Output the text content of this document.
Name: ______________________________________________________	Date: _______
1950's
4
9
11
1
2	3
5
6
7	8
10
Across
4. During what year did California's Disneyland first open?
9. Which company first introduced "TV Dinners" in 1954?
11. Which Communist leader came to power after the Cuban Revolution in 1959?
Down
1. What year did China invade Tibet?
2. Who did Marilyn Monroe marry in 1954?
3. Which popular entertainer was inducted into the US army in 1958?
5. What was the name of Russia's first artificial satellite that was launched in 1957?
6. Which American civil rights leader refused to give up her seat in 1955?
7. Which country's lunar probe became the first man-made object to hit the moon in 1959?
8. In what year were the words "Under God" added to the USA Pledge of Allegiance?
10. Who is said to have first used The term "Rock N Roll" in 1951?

════════════════════

Given task ->
Take the listing above and set it down exactly.

Solution to the exercise ->
Output the text content of this document.
Name: ______________________________________________________	Date: _______
1950's
4
9
11
1
2	3
5
6
7	8
10
Across
4. During what year did California's Disneyland first open?
9. Which company first introduced "TV Dinners" in 1954?
11. Which Communist leader came to power after the Cuban Revolution in 1959?
Down
1. What year did China invade Tibet?
2. Who did Marilyn Monroe marry in 1954?
3. Which popular entertainer was inducted into the US army in 1958?
5. What was the name of Russia's first artificial satellite that was launched in 1957?
6. Which American civil rights leader refused to give up her seat in 1955?
7. Which country's lunar probe became the first man-made object to hit the moon in 1959?
8. In what year were the words "Under God" added to the USA Pledge of Allegiance?
10. Who is said to have first used The term "Rock N Roll" in 1951?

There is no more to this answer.